Raw records
####

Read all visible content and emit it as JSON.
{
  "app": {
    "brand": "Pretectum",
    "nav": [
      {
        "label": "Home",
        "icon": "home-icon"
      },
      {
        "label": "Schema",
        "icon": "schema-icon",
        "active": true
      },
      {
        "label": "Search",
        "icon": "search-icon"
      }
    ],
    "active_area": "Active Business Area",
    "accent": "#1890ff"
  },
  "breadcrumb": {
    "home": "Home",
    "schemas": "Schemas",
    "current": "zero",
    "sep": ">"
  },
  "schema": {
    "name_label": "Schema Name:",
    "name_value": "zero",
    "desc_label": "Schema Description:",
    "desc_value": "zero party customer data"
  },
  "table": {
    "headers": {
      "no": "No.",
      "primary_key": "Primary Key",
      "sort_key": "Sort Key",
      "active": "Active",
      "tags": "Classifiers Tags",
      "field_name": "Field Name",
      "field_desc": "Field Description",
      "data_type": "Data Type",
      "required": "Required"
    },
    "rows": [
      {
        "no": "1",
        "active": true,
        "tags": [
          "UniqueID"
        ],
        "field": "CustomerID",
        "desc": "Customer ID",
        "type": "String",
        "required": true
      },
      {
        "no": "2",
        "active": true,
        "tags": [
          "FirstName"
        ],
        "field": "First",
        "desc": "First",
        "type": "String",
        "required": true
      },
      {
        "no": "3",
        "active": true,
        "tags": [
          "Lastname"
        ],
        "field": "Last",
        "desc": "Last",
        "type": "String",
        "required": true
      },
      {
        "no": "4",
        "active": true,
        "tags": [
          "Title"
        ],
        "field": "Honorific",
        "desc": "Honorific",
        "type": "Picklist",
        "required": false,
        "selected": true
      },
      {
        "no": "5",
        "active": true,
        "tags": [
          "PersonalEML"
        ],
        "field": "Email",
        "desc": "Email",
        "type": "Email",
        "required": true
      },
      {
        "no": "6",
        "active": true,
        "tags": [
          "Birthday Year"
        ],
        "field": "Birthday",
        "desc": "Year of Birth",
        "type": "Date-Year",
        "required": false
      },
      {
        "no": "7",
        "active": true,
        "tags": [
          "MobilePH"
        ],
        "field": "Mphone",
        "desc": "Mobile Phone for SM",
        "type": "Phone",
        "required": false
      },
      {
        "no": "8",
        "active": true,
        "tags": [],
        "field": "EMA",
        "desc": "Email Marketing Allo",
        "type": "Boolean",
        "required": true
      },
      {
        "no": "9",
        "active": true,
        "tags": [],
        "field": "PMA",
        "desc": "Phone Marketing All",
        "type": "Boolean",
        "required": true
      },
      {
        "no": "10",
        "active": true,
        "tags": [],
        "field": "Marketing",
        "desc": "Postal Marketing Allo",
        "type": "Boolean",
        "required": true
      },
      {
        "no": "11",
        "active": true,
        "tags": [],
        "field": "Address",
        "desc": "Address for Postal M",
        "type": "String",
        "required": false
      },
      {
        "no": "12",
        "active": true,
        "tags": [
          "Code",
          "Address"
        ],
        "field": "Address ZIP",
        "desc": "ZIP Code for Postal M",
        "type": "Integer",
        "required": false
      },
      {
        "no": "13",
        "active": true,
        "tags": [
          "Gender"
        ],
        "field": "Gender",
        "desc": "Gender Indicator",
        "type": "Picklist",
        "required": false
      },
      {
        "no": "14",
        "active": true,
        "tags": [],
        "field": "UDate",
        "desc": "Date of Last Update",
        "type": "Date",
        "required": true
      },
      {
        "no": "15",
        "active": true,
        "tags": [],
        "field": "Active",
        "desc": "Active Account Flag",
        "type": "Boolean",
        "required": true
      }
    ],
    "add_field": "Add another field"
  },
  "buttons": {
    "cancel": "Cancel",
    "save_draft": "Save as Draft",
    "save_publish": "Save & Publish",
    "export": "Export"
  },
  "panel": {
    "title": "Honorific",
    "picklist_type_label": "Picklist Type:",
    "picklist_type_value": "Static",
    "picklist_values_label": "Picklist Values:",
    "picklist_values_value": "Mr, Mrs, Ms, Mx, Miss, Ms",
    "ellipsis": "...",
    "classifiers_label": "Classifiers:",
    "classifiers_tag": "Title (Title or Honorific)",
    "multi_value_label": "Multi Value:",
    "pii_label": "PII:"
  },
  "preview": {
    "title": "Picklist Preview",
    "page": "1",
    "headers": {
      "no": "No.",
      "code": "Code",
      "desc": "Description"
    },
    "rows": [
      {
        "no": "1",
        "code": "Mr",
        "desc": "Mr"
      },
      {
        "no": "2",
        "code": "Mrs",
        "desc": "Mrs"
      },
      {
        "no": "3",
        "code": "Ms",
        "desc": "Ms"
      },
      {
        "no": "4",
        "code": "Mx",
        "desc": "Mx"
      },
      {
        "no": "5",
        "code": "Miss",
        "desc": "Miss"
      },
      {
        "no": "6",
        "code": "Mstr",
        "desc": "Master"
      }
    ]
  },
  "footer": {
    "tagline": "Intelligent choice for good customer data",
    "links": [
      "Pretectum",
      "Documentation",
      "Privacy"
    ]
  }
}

####

◆ **The task**: Reproduce all the data word for word.

◆ **Answer to the problem**:
Read all visible content and emit it as JSON.
{
  "app": {
    "brand": "Pretectum",
    "nav": [
      {
        "label": "Home",
        "icon": "home-icon"
      },
      {
        "label": "Schema",
        "icon": "schema-icon",
        "active": true
      },
      {
        "label": "Search",
        "icon": "search-icon"
      }
    ],
    "active_area": "Active Business Area",
    "accent": "#1890ff"
  },
  "breadcrumb": {
    "home": "Home",
    "schemas": "Schemas",
    "current": "zero",
    "sep": ">"
  },
  "schema": {
    "name_label": "Schema Name:",
    "name_value": "zero",
    "desc_label": "Schema Description:",
    "desc_value": "zero party customer data"
  },
  "table": {
    "headers": {
      "no": "No.",
      "primary_key": "Primary Key",
      "sort_key": "Sort Key",
      "active": "Active",
      "tags": "Classifiers Tags",
      "field_name": "Field Name",
      "field_desc": "Field Description",
      "data_type": "Data Type",
      "required": "Required"
    },
    "rows": [
      {
        "no": "1",
        "active": true,
        "tags": [
          "UniqueID"
        ],
        "field": "CustomerID",
        "desc": "Customer ID",
        "type": "String",
        "required": true
      },
      {
        "no": "2",
        "active": true,
        "tags": [
          "FirstName"
        ],
        "field": "First",
        "desc": "First",
        "type": "String",
        "required": true
      },
      {
        "no": "3",
        "active": true,
        "tags": [
          "Lastname"
        ],
        "field": "Last",
        "desc": "Last",
        "type": "String",
        "required": true
      },
      {
        "no": "4",
        "active": true,
        "tags": [
          "Title"
        ],
        "field": "Honorific",
        "desc": "Honorific",
        "type": "Picklist",
        "required": false,
        "selected": true
      },
      {
        "no": "5",
        "active": true,
        "tags": [
          "PersonalEML"
        ],
        "field": "Email",
        "desc": "Email",
        "type": "Email",
        "required": true
      },
      {
        "no": "6",
        "active": true,
        "tags": [
          "Birthday Year"
        ],
        "field": "Birthday",
        "desc": "Year of Birth",
        "type": "Date-Year",
        "required": false
      },
      {
        "no": "7",
        "active": true,
        "tags": [
          "MobilePH"
        ],
        "field": "Mphone",
        "desc": "Mobile Phone for SM",
        "type": "Phone",
        "required": false
      },
      {
        "no": "8",
        "active": true,
        "tags": [],
        "field": "EMA",
        "desc": "Email Marketing Allo",
        "type": "Boolean",
        "required": true
      },
      {
        "no": "9",
        "active": true,
        "tags": [],
        "field": "PMA",
        "desc": "Phone Marketing All",
        "type": "Boolean",
        "required": true
      },
      {
        "no": "10",
        "active": true,
        "tags": [],
        "field": "Marketing",
        "desc": "Postal Marketing Allo",
        "type": "Boolean",
        "required": true
      },
      {
        "no": "11",
        "active": true,
        "tags": [],
        "field": "Address",
        "desc": "Address for Postal M",
        "type": "String",
        "required": false
      },
      {
        "no": "12",
        "active": true,
        "tags": [
          "Code",
          "Address"
        ],
        "field": "Address ZIP",
        "desc": "ZIP Code for Postal M",
        "type": "Integer",
        "required": false
      },
      {
        "no": "13",
        "active": true,
        "tags": [
          "Gender"
        ],
        "field": "Gender",
        "desc": "Gender Indicator",
        "type": "Picklist",
        "required": false
      },
      {
        "no": "14",
        "active": true,
        "tags": [],
        "field": "UDate",
        "desc": "Date of Last Update",
        "type": "Date",
        "required": true
      },
      {
        "no": "15",
        "active": true,
        "tags": [],
        "field": "Active",
        "desc": "Active Account Flag",
        "type": "Boolean",
        "required": true
      }
    ],
    "add_field": "Add another field"
  },
  "buttons": {
    "cancel": "Cancel",
    "save_draft": "Save as Draft",
    "save_publish": "Save & Publish",
    "export": "Export"
  },
  "panel": {
    "title": "Honorific",
    "picklist_type_label": "Picklist Type:",
    "picklist_type_value": "Static",
    "picklist_values_label": "Picklist Values:",
    "picklist_values_value": "Mr, Mrs, Ms, Mx, Miss, Ms",
    "ellipsis": "...",
    "classifiers_label": "Classifiers:",
    "classifiers_tag": "Title (Title or Honorific)",
    "multi_value_label": "Multi Value:",
    "pii_label": "PII:"
  },
  "preview": {
    "title": "Picklist Preview",
    "page": "1",
    "headers": {
      "no": "No.",
      "code": "Code",
      "desc": "Description"
    },
    "rows": [
      {
        "no": "1",
        "code": "Mr",
        "desc": "Mr"
      },
      {
        "no": "2",
        "code": "Mrs",
        "desc": "Mrs"
      },
      {
        "no": "3",
        "code": "Ms",
        "desc": "Ms"
      },
      {
        "no": "4",
        "code": "Mx",
        "desc": "Mx"
      },
      {
        "no": "5",
        "code": "Miss",
        "desc": "Miss"
      },
      {
        "no": "6",
        "code": "Mstr",
        "desc": "Master"
      }
    ]
  },
  "footer": {
    "tagline": "Intelligent choice for good customer data",
    "links": [
      "Pretectum",
      "Documentation",
      "Privacy"
    ]
  }
}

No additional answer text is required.